- [CHALLENGE]:
Rewrite the listing below, replacing "screenshot" with "chart" and leaving everything else unchanged.

- [PROVIDED RECORDS]:
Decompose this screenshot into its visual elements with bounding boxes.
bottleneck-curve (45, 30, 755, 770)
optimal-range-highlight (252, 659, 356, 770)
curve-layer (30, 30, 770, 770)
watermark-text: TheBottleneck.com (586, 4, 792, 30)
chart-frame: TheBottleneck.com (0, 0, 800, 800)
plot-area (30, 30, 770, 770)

- [RESPONSE BELOW]:
Decompose this chart into its visual elements with bounding boxes.
bottleneck-curve (45, 30, 755, 770)
optimal-range-highlight (252, 659, 356, 770)
curve-layer (30, 30, 770, 770)
watermark-text: TheBottleneck.com (586, 4, 792, 30)
chart-frame: TheBottleneck.com (0, 0, 800, 800)
plot-area (30, 30, 770, 770)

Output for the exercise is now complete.